REQUIREMENTS:
Transcribe all the records with complete accuracy.

EXTRACTED ENTRIES:
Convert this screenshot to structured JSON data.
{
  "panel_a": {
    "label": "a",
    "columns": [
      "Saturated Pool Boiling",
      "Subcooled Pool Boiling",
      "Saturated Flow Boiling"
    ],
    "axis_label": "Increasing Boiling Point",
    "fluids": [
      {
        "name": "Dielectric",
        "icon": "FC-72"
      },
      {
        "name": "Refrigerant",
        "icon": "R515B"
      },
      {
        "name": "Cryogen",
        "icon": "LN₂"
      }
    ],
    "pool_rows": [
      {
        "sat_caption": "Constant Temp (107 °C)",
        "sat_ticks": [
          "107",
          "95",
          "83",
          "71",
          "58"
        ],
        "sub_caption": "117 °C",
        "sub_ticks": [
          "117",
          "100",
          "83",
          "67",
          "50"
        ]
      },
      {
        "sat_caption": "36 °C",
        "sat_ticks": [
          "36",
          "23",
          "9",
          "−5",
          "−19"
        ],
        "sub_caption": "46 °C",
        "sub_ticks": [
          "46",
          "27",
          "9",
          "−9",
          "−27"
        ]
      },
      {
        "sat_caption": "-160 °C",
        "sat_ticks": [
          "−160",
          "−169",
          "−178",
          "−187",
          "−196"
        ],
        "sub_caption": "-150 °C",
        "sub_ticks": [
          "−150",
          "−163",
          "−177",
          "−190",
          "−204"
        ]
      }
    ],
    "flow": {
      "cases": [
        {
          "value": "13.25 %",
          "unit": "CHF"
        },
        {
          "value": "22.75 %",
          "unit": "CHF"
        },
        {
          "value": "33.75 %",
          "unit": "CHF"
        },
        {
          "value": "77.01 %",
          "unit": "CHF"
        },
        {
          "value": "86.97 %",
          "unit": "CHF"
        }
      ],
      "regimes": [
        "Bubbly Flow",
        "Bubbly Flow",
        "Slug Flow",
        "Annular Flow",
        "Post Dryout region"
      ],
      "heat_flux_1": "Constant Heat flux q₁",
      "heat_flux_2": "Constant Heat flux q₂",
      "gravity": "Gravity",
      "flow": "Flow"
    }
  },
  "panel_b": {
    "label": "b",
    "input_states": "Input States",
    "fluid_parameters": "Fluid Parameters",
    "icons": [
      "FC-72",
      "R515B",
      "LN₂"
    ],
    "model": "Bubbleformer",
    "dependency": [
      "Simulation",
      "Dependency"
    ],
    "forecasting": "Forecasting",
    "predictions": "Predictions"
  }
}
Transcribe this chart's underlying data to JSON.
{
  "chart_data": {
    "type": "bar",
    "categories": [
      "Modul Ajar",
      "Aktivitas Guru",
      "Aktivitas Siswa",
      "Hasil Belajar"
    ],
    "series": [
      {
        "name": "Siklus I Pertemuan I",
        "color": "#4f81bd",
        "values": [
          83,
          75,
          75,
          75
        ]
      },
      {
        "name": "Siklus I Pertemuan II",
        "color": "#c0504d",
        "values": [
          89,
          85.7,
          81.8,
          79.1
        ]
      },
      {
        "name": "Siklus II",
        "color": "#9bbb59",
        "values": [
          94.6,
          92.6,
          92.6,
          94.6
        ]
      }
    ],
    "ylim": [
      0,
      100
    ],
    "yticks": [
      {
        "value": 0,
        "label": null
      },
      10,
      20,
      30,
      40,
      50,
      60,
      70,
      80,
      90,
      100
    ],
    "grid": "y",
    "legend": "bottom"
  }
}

SOLUTION FOR THIS PROBLEM:
Convert this screenshot to structured JSON data.
{
  "panel_a": {
    "label": "a",
    "columns": [
      "Saturated Pool Boiling",
      "Subcooled Pool Boiling",
      "Saturated Flow Boiling"
    ],
    "axis_label": "Increasing Boiling Point",
    "fluids": [
      {
        "name": "Dielectric",
        "icon": "FC-72"
      },
      {
        "name": "Refrigerant",
        "icon": "R515B"
      },
      {
        "name": "Cryogen",
        "icon": "LN₂"
      }
    ],
    "pool_rows": [
      {
        "sat_caption": "Constant Temp (107 °C)",
        "sat_ticks": [
          "107",
          "95",
          "83",
          "71",
          "58"
        ],
        "sub_caption": "117 °C",
        "sub_ticks": [
          "117",
          "100",
          "83",
          "67",
          "50"
        ]
      },
      {
        "sat_caption": "36 °C",
        "sat_ticks": [
          "36",
          "23",
          "9",
          "−5",
          "−19"
        ],
        "sub_caption": "46 °C",
        "sub_ticks": [
          "46",
          "27",
          "9",
          "−9",
          "−27"
        ]
      },
      {
        "sat_caption": "-160 °C",
        "sat_ticks": [
          "−160",
          "−169",
          "−178",
          "−187",
          "−196"
        ],
        "sub_caption": "-150 °C",
        "sub_ticks": [
          "−150",
          "−163",
          "−177",
          "−190",
          "−204"
        ]
      }
    ],
    "flow": {
      "cases": [
        {
          "value": "13.25 %",
          "unit": "CHF"
        },
        {
          "value": "22.75 %",
          "unit": "CHF"
        },
        {
          "value": "33.75 %",
          "unit": "CHF"
        },
        {
          "value": "77.01 %",
          "unit": "CHF"
        },
        {
          "value": "86.97 %",
          "unit": "CHF"
        }
      ],
      "regimes": [
        "Bubbly Flow",
        "Bubbly Flow",
        "Slug Flow",
        "Annular Flow",
        "Post Dryout region"
      ],
      "heat_flux_1": "Constant Heat flux q₁",
      "heat_flux_2": "Constant Heat flux q₂",
      "gravity": "Gravity",
      "flow": "Flow"
    }
  },
  "panel_b": {
    "label": "b",
    "input_states": "Input States",
    "fluid_parameters": "Fluid Parameters",
    "icons": [
      "FC-72",
      "R515B",
      "LN₂"
    ],
    "model": "Bubbleformer",
    "dependency": [
      "Simulation",
      "Dependency"
    ],
    "forecasting": "Forecasting",
    "predictions": "Predictions"
  }
}
Transcribe this chart's underlying data to JSON.
{
  "chart_data": {
    "type": "bar",
    "categories": [
      "Modul Ajar",
      "Aktivitas Guru",
      "Aktivitas Siswa",
      "Hasil Belajar"
    ],
    "series": [
      {
        "name": "Siklus I Pertemuan I",
        "color": "#4f81bd",
        "values": [
          83,
          75,
          75,
          75
        ]
      },
      {
        "name": "Siklus I Pertemuan II",
        "color": "#c0504d",
        "values": [
          89,
          85.7,
          81.8,
          79.1
        ]
      },
      {
        "name": "Siklus II",
        "color": "#9bbb59",
        "values": [
          94.6,
          92.6,
          92.6,
          94.6
        ]
      }
    ],
    "ylim": [
      0,
      100
    ],
    "yticks": [
      {
        "value": 0,
        "label": null
      },
      10,
      20,
      30,
      40,
      50,
      60,
      70,
      80,
      90,
      100
    ],
    "grid": "y",
    "legend": "bottom"
  }
}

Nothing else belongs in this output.